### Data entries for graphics
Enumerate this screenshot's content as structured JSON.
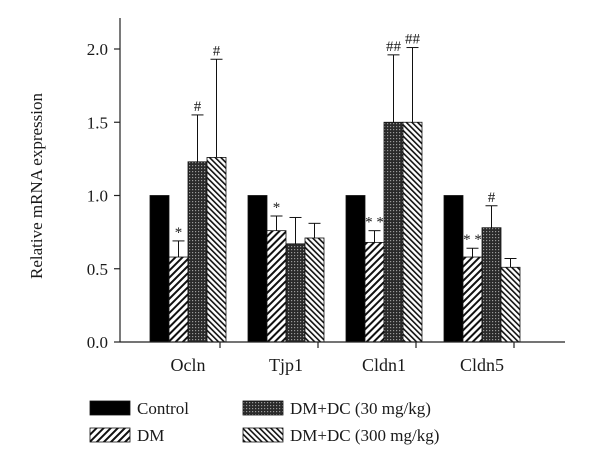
{
  "chart_data": {
    "type": "bar",
    "title": "",
    "xlabel": "",
    "ylabel": "Relative mRNA expression",
    "ylim": [
      0,
      2.2
    ],
    "yticks": [
      "0.0",
      "0.5",
      "1.0",
      "1.5",
      "2.0"
    ],
    "categories": [
      "Ocln",
      "Tjp1",
      "Cldn1",
      "Cldn5"
    ],
    "legend_position": "bottom",
    "series": [
      {
        "name": "Control",
        "pattern": "solid",
        "values": [
          1.0,
          1.0,
          1.0,
          1.0
        ],
        "errors": [
          0,
          0,
          0,
          0
        ],
        "annotations": [
          "",
          "",
          "",
          ""
        ]
      },
      {
        "name": "DM",
        "pattern": "diagonal",
        "values": [
          0.58,
          0.76,
          0.68,
          0.58
        ],
        "errors": [
          0.11,
          0.1,
          0.08,
          0.06
        ],
        "annotations": [
          "*",
          "*",
          "* *",
          "* *"
        ]
      },
      {
        "name": "DM+DC (30 mg/kg)",
        "pattern": "dots",
        "values": [
          1.23,
          0.67,
          1.5,
          0.78
        ],
        "errors": [
          0.32,
          0.18,
          0.46,
          0.15
        ],
        "annotations": [
          "#",
          "",
          "##",
          "#"
        ]
      },
      {
        "name": "DM+DC (300 mg/kg)",
        "pattern": "dense-diagonal",
        "values": [
          1.26,
          0.71,
          1.5,
          0.51
        ],
        "errors": [
          0.67,
          0.1,
          0.51,
          0.06
        ],
        "annotations": [
          "#",
          "",
          "##",
          ""
        ]
      }
    ]
  }
}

### WORK INSTRUCTION
Copy out every line of the data above, taking care to leave the pictures out.

### WRITTEN SOLUTION
Enumerate this screenshot's content as structured JSON.
{
  "chart_data": {
    "type": "bar",
    "title": "",
    "xlabel": "",
    "ylabel": "Relative mRNA expression",
    "ylim": [
      0,
      2.2
    ],
    "yticks": [
      "0.0",
      "0.5",
      "1.0",
      "1.5",
      "2.0"
    ],
    "categories": [
      "Ocln",
      "Tjp1",
      "Cldn1",
      "Cldn5"
    ],
    "legend_position": "bottom",
    "series": [
      {
        "name": "Control",
        "pattern": "solid",
        "values": [
          1.0,
          1.0,
          1.0,
          1.0
        ],
        "errors": [
          0,
          0,
          0,
          0
        ],
        "annotations": [
          "",
          "",
          "",
          ""
        ]
      },
      {
        "name": "DM",
        "pattern": "diagonal",
        "values": [
          0.58,
          0.76,
          0.68,
          0.58
        ],
        "errors": [
          0.11,
          0.1,
          0.08,
          0.06
        ],
        "annotations": [
          "*",
          "*",
          "* *",
          "* *"
        ]
      },
      {
        "name": "DM+DC (30 mg/kg)",
        "pattern": "dots",
        "values": [
          1.23,
          0.67,
          1.5,
          0.78
        ],
        "errors": [
          0.32,
          0.18,
          0.46,
          0.15
        ],
        "annotations": [
          "#",
          "",
          "##",
          "#"
        ]
      },
      {
        "name": "DM+DC (300 mg/kg)",
        "pattern": "dense-diagonal",
        "values": [
          1.26,
          0.71,
          1.5,
          0.51
        ],
        "errors": [
          0.67,
          0.1,
          0.51,
          0.06
        ],
        "annotations": [
          "#",
          "",
          "##",
          ""
        ]
      }
    ]
  }
}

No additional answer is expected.